* begin Data for the task *
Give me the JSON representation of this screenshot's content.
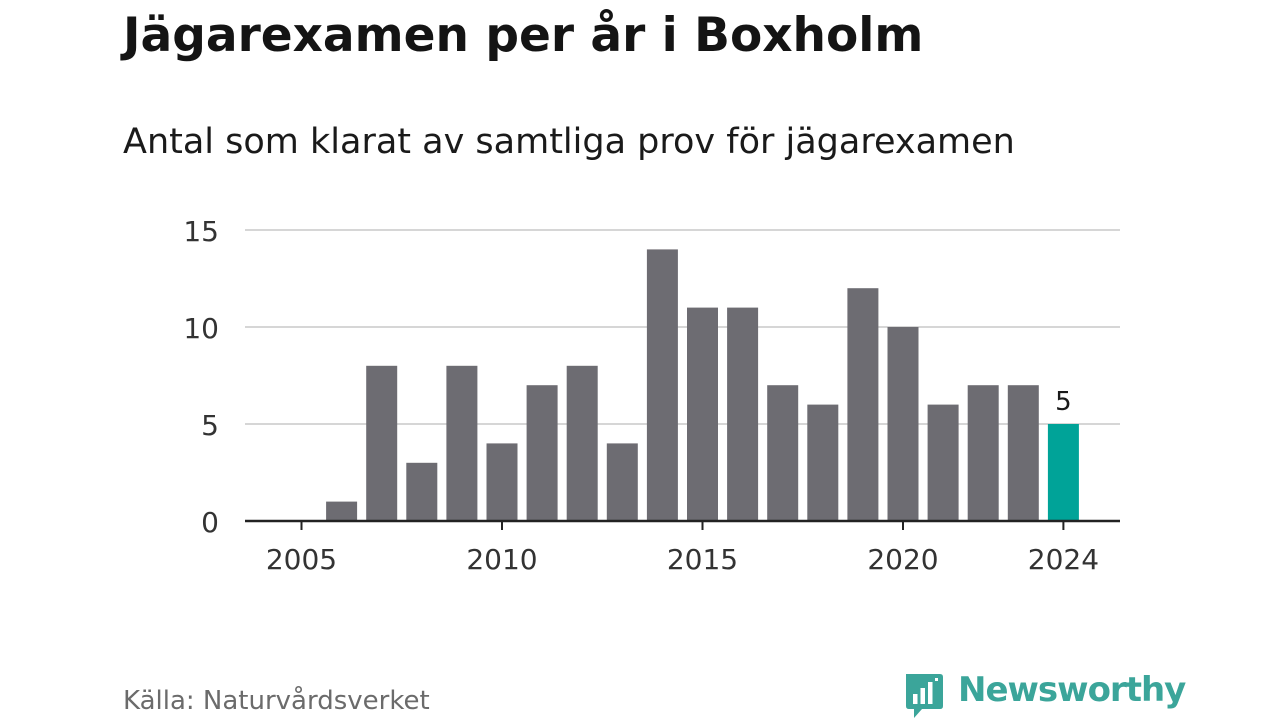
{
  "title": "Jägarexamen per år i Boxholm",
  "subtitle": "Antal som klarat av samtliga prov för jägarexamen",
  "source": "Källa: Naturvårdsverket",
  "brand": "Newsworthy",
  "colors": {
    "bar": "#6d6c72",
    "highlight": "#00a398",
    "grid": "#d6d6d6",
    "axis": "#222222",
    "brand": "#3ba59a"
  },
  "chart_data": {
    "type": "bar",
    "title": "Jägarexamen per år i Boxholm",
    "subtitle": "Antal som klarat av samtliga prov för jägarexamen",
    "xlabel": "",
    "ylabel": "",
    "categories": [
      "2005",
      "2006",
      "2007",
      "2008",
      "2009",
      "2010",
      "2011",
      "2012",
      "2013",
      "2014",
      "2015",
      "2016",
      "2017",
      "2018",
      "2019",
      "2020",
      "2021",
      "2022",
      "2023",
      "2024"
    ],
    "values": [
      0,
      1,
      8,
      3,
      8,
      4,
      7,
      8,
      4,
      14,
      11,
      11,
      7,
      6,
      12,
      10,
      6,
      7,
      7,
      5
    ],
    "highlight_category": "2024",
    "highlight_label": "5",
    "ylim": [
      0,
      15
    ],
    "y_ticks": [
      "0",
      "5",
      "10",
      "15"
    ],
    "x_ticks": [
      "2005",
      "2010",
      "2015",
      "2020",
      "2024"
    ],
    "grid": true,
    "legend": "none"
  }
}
* end Data for the task *
* begin Data for the task *
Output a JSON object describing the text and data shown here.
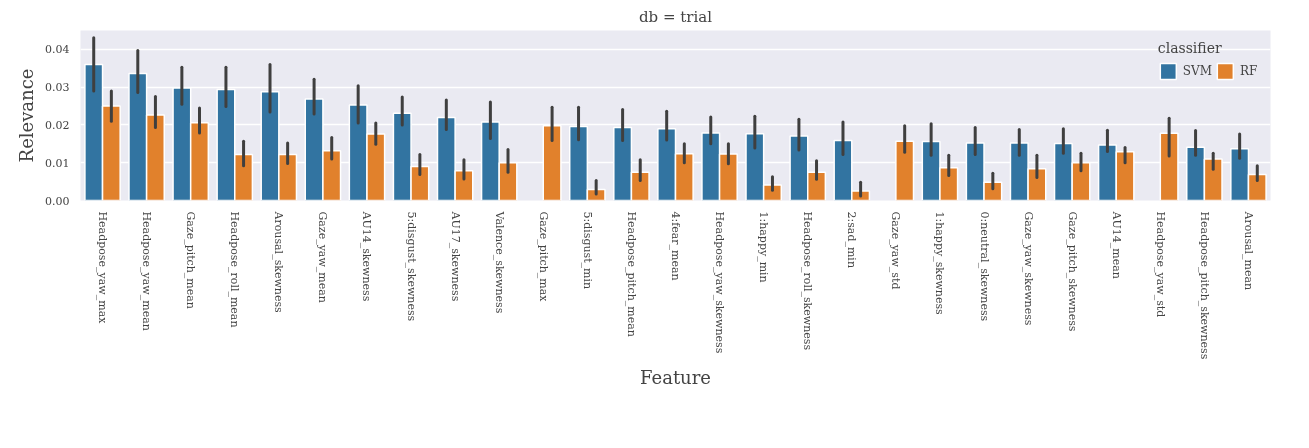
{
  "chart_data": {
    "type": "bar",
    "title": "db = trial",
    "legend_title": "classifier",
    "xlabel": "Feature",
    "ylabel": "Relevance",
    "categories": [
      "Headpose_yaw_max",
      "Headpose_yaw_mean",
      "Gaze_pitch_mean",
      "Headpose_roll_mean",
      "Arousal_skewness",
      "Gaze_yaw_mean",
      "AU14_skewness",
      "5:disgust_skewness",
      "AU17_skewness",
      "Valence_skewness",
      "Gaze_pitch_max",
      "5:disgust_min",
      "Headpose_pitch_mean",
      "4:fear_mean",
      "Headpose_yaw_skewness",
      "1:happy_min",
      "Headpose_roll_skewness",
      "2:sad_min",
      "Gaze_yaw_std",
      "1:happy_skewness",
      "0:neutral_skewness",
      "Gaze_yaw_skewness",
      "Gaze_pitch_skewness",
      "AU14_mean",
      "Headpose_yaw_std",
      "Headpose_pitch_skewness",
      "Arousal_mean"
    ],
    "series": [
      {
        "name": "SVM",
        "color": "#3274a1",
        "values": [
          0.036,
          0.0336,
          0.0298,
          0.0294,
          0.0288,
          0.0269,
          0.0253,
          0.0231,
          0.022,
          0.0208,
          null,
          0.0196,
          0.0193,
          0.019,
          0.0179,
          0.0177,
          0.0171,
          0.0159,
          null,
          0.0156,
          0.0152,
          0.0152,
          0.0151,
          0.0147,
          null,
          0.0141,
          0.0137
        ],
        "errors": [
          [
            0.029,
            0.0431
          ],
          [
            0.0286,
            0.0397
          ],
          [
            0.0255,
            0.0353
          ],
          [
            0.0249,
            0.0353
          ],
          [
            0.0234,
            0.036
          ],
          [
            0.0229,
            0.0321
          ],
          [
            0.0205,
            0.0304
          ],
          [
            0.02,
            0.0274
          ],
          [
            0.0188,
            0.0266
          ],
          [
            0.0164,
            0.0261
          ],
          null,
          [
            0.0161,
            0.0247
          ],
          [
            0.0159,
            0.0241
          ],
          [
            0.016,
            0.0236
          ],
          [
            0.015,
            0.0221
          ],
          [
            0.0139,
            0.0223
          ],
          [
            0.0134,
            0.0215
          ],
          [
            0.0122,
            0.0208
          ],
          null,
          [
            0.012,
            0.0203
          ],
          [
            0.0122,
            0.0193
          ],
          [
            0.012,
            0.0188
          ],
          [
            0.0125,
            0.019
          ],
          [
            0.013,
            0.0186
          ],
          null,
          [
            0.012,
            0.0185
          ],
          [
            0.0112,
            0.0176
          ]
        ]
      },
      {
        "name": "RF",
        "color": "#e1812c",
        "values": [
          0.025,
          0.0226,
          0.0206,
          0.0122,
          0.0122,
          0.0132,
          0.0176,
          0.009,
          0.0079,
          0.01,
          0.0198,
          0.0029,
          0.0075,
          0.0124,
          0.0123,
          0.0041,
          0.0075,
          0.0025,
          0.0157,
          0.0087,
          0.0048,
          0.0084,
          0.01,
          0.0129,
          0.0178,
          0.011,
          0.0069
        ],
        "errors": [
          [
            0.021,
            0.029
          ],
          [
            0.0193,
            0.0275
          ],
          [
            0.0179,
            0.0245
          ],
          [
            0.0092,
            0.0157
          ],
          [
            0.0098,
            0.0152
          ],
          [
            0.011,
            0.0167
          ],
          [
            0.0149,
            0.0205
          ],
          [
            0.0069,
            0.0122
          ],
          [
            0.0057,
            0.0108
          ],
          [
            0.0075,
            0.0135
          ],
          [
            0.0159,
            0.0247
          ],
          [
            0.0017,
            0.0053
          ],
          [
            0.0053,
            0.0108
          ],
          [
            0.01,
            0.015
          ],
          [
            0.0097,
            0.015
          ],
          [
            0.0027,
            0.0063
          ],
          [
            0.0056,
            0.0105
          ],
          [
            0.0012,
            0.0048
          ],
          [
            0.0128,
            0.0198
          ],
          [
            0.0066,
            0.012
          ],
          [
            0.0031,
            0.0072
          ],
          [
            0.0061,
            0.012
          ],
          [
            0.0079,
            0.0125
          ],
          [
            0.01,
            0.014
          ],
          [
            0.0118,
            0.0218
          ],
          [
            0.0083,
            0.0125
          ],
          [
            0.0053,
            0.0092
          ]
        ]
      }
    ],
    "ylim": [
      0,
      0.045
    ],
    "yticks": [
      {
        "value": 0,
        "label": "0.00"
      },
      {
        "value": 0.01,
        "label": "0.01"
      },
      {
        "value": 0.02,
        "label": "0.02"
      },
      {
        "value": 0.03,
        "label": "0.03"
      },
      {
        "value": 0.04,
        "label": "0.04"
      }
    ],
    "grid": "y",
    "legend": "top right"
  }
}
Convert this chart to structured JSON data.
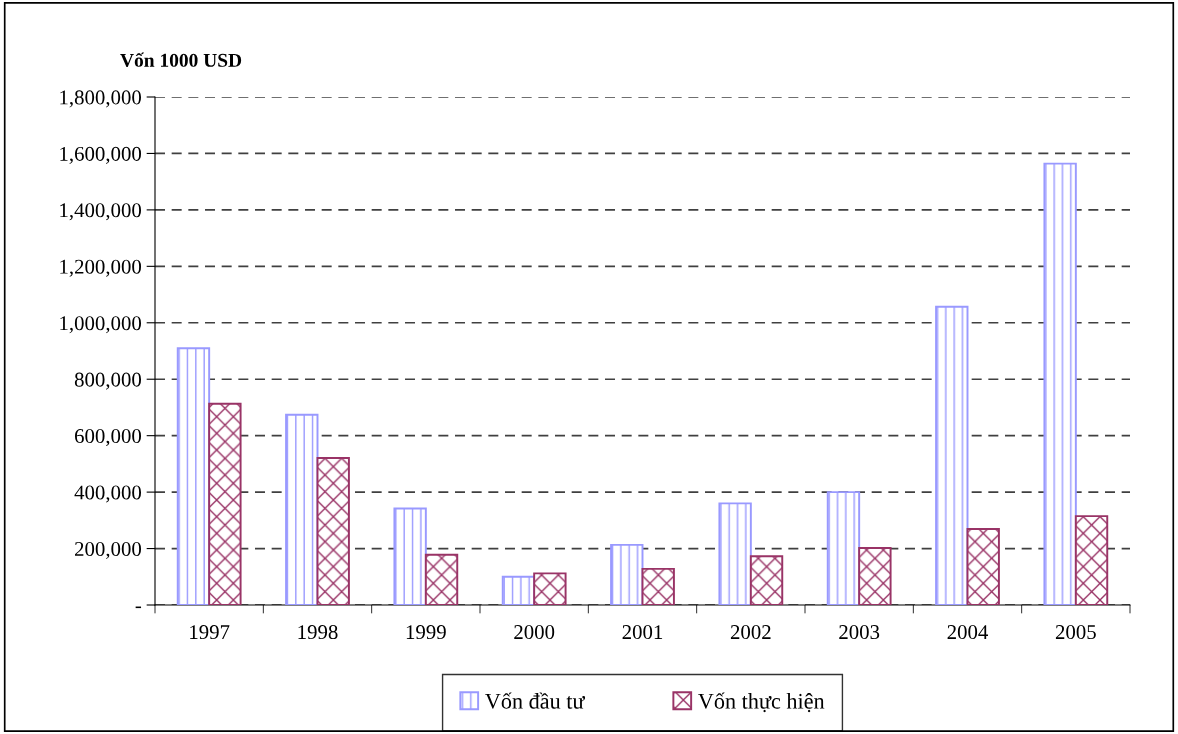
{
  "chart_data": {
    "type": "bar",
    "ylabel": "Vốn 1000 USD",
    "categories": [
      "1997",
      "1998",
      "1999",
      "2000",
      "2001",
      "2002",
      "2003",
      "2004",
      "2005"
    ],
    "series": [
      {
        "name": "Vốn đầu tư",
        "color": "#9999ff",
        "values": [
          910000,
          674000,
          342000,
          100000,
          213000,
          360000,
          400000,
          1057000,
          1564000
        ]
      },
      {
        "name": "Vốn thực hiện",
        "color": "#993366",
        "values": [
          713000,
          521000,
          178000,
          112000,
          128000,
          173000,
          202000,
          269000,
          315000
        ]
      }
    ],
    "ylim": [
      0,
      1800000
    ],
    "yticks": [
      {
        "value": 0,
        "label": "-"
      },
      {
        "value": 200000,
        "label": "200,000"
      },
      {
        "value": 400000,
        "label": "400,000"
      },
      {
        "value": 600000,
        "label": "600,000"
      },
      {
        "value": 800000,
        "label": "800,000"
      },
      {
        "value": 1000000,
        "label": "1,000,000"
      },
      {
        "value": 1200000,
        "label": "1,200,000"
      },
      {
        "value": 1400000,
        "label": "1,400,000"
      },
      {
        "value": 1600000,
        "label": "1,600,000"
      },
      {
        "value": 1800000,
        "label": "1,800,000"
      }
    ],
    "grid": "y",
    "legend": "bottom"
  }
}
* end Data for the task *
List the lines of the records where "ylabel" occurs.

    "ylabel": "",
    "ylabel": "Relevance",
    "ylabel": "Vốn 1000 USD",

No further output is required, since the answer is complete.